(Excerpt from a dataset)
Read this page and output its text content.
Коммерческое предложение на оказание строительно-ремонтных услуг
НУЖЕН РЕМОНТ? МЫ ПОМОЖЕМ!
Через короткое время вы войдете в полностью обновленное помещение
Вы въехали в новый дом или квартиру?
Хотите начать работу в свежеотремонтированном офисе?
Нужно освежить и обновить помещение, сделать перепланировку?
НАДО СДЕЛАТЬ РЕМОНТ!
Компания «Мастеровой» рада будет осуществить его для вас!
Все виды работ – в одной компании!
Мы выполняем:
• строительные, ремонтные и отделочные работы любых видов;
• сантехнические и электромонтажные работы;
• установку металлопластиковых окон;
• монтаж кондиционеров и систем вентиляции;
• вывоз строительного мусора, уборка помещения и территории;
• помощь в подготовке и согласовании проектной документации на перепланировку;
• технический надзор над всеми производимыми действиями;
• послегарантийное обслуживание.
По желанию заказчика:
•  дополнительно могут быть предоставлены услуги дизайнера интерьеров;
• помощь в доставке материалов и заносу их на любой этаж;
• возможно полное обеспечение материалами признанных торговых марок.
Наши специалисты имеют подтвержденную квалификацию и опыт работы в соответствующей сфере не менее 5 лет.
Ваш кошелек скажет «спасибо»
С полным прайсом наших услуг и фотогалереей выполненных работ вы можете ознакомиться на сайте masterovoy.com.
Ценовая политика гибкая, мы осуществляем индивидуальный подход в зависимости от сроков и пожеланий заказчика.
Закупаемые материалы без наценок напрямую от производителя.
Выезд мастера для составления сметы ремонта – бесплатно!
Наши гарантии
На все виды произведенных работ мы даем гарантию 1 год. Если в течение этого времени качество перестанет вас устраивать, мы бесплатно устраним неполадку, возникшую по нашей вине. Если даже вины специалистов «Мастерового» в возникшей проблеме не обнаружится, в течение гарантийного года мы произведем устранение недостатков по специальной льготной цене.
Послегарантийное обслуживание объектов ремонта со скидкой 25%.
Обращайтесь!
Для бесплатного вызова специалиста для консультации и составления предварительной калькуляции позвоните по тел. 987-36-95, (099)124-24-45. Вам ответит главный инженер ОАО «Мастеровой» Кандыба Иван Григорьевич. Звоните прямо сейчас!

SHORT TASK:
Can you restate every record above word for word?

TASK ANSWER:
Read this page and output its text content.
Коммерческое предложение на оказание строительно-ремонтных услуг
НУЖЕН РЕМОНТ? МЫ ПОМОЖЕМ!
Через короткое время вы войдете в полностью обновленное помещение
Вы въехали в новый дом или квартиру?
Хотите начать работу в свежеотремонтированном офисе?
Нужно освежить и обновить помещение, сделать перепланировку?
НАДО СДЕЛАТЬ РЕМОНТ!
Компания «Мастеровой» рада будет осуществить его для вас!
Все виды работ – в одной компании!
Мы выполняем:
• строительные, ремонтные и отделочные работы любых видов;
• сантехнические и электромонтажные работы;
• установку металлопластиковых окон;
• монтаж кондиционеров и систем вентиляции;
• вывоз строительного мусора, уборка помещения и территории;
• помощь в подготовке и согласовании проектной документации на перепланировку;
• технический надзор над всеми производимыми действиями;
• послегарантийное обслуживание.
По желанию заказчика:
•  дополнительно могут быть предоставлены услуги дизайнера интерьеров;
• помощь в доставке материалов и заносу их на любой этаж;
• возможно полное обеспечение материалами признанных торговых марок.
Наши специалисты имеют подтвержденную квалификацию и опыт работы в соответствующей сфере не менее 5 лет.
Ваш кошелек скажет «спасибо»
С полным прайсом наших услуг и фотогалереей выполненных работ вы можете ознакомиться на сайте masterovoy.com.
Ценовая политика гибкая, мы осуществляем индивидуальный подход в зависимости от сроков и пожеланий заказчика.
Закупаемые материалы без наценок напрямую от производителя.
Выезд мастера для составления сметы ремонта – бесплатно!
Наши гарантии
На все виды произведенных работ мы даем гарантию 1 год. Если в течение этого времени качество перестанет вас устраивать, мы бесплатно устраним неполадку, возникшую по нашей вине. Если даже вины специалистов «Мастерового» в возникшей проблеме не обнаружится, в течение гарантийного года мы произведем устранение недостатков по специальной льготной цене.
Послегарантийное обслуживание объектов ремонта со скидкой 25%.
Обращайтесь!
Для бесплатного вызова специалиста для консультации и составления предварительной калькуляции позвоните по тел. 987-36-95, (099)124-24-45. Вам ответит главный инженер ОАО «Мастеровой» Кандыба Иван Григорьевич. Звоните прямо сейчас!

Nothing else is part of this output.